_AIM OF THE TASK_
Repeat the listing below in full, exactly as it stands.

Items from a data source:
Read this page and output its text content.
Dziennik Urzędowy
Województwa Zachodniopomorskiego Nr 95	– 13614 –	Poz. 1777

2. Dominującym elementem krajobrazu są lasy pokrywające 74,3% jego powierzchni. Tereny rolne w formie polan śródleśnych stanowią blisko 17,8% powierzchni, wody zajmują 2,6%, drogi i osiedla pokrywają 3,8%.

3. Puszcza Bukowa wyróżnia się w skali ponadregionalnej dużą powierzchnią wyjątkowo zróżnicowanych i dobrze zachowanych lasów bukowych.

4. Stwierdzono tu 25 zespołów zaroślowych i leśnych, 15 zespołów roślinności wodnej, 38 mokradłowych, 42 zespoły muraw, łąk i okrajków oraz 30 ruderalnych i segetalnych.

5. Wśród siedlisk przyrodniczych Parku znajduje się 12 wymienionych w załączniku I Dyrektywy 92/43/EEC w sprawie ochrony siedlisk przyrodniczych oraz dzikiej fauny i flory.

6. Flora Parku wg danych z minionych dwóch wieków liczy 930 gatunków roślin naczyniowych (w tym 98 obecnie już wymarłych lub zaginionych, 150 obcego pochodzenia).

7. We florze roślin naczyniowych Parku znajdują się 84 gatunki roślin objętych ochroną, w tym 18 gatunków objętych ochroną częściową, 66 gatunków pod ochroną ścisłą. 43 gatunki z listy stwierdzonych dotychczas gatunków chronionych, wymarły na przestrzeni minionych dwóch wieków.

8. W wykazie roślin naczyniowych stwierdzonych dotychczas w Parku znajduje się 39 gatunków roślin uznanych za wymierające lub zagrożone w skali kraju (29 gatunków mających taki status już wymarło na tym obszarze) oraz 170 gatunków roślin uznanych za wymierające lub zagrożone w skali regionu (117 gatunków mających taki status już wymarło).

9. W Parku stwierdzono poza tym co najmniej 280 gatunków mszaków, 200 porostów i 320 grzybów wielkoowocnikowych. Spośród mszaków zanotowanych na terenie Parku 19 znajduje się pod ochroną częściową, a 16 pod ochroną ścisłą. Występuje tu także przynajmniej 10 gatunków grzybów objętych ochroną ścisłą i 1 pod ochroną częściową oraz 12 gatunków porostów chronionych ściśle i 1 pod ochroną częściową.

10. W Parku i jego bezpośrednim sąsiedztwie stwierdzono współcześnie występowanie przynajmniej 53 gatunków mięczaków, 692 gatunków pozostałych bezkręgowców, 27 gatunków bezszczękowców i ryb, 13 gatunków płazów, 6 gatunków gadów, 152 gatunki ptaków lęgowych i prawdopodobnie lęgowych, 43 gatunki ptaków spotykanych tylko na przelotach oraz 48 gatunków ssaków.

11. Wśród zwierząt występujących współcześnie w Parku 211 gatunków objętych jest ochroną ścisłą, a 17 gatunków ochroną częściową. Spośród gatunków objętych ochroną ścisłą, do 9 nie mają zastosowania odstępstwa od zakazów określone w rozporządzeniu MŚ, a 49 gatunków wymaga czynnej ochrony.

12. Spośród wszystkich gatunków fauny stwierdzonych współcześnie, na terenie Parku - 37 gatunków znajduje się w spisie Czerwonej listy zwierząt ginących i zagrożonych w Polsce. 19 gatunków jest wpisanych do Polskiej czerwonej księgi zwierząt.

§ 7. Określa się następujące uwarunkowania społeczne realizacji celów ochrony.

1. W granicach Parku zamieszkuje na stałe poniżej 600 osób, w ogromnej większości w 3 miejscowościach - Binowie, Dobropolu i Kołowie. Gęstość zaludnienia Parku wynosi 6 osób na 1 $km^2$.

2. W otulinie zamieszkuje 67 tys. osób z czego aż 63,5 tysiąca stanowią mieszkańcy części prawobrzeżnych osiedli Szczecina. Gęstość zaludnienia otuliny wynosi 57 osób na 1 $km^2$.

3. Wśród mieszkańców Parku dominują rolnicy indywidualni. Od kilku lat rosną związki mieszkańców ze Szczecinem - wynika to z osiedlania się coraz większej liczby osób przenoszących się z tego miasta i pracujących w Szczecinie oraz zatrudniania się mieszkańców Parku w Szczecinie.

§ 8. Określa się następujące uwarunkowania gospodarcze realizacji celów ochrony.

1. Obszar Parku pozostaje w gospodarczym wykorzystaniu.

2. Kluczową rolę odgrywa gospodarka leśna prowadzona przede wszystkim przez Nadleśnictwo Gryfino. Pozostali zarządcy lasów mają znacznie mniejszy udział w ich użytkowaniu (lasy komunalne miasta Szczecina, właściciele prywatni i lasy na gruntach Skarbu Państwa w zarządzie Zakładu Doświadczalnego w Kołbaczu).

_FULL SOLUTION_
Read this page and output its text content.
Dziennik Urzędowy
Województwa Zachodniopomorskiego Nr 95	– 13614 –	Poz. 1777

2. Dominującym elementem krajobrazu są lasy pokrywające 74,3% jego powierzchni. Tereny rolne w formie polan śródleśnych stanowią blisko 17,8% powierzchni, wody zajmują 2,6%, drogi i osiedla pokrywają 3,8%.

3. Puszcza Bukowa wyróżnia się w skali ponadregionalnej dużą powierzchnią wyjątkowo zróżnicowanych i dobrze zachowanych lasów bukowych.

4. Stwierdzono tu 25 zespołów zaroślowych i leśnych, 15 zespołów roślinności wodnej, 38 mokradłowych, 42 zespoły muraw, łąk i okrajków oraz 30 ruderalnych i segetalnych.

5. Wśród siedlisk przyrodniczych Parku znajduje się 12 wymienionych w załączniku I Dyrektywy 92/43/EEC w sprawie ochrony siedlisk przyrodniczych oraz dzikiej fauny i flory.

6. Flora Parku wg danych z minionych dwóch wieków liczy 930 gatunków roślin naczyniowych (w tym 98 obecnie już wymarłych lub zaginionych, 150 obcego pochodzenia).

7. We florze roślin naczyniowych Parku znajdują się 84 gatunki roślin objętych ochroną, w tym 18 gatunków objętych ochroną częściową, 66 gatunków pod ochroną ścisłą. 43 gatunki z listy stwierdzonych dotychczas gatunków chronionych, wymarły na przestrzeni minionych dwóch wieków.

8. W wykazie roślin naczyniowych stwierdzonych dotychczas w Parku znajduje się 39 gatunków roślin uznanych za wymierające lub zagrożone w skali kraju (29 gatunków mających taki status już wymarło na tym obszarze) oraz 170 gatunków roślin uznanych za wymierające lub zagrożone w skali regionu (117 gatunków mających taki status już wymarło).

9. W Parku stwierdzono poza tym co najmniej 280 gatunków mszaków, 200 porostów i 320 grzybów wielkoowocnikowych. Spośród mszaków zanotowanych na terenie Parku 19 znajduje się pod ochroną częściową, a 16 pod ochroną ścisłą. Występuje tu także przynajmniej 10 gatunków grzybów objętych ochroną ścisłą i 1 pod ochroną częściową oraz 12 gatunków porostów chronionych ściśle i 1 pod ochroną częściową.

10. W Parku i jego bezpośrednim sąsiedztwie stwierdzono współcześnie występowanie przynajmniej 53 gatunków mięczaków, 692 gatunków pozostałych bezkręgowców, 27 gatunków bezszczękowców i ryb, 13 gatunków płazów, 6 gatunków gadów, 152 gatunki ptaków lęgowych i prawdopodobnie lęgowych, 43 gatunki ptaków spotykanych tylko na przelotach oraz 48 gatunków ssaków.

11. Wśród zwierząt występujących współcześnie w Parku 211 gatunków objętych jest ochroną ścisłą, a 17 gatunków ochroną częściową. Spośród gatunków objętych ochroną ścisłą, do 9 nie mają zastosowania odstępstwa od zakazów określone w rozporządzeniu MŚ, a 49 gatunków wymaga czynnej ochrony.

12. Spośród wszystkich gatunków fauny stwierdzonych współcześnie, na terenie Parku - 37 gatunków znajduje się w spisie Czerwonej listy zwierząt ginących i zagrożonych w Polsce. 19 gatunków jest wpisanych do Polskiej czerwonej księgi zwierząt.

§ 7. Określa się następujące uwarunkowania społeczne realizacji celów ochrony.

1. W granicach Parku zamieszkuje na stałe poniżej 600 osób, w ogromnej większości w 3 miejscowościach - Binowie, Dobropolu i Kołowie. Gęstość zaludnienia Parku wynosi 6 osób na 1 $km^2$.

2. W otulinie zamieszkuje 67 tys. osób z czego aż 63,5 tysiąca stanowią mieszkańcy części prawobrzeżnych osiedli Szczecina. Gęstość zaludnienia otuliny wynosi 57 osób na 1 $km^2$.

3. Wśród mieszkańców Parku dominują rolnicy indywidualni. Od kilku lat rosną związki mieszkańców ze Szczecinem - wynika to z osiedlania się coraz większej liczby osób przenoszących się z tego miasta i pracujących w Szczecinie oraz zatrudniania się mieszkańców Parku w Szczecinie.

§ 8. Określa się następujące uwarunkowania gospodarcze realizacji celów ochrony.

1. Obszar Parku pozostaje w gospodarczym wykorzystaniu.

2. Kluczową rolę odgrywa gospodarka leśna prowadzona przede wszystkim przez Nadleśnictwo Gryfino. Pozostali zarządcy lasów mają znacznie mniejszy udział w ich użytkowaniu (lasy komunalne miasta Szczecina, właściciele prywatni i lasy na gruntach Skarbu Państwa w zarządzie Zakładu Doświadczalnego w Kołbaczu).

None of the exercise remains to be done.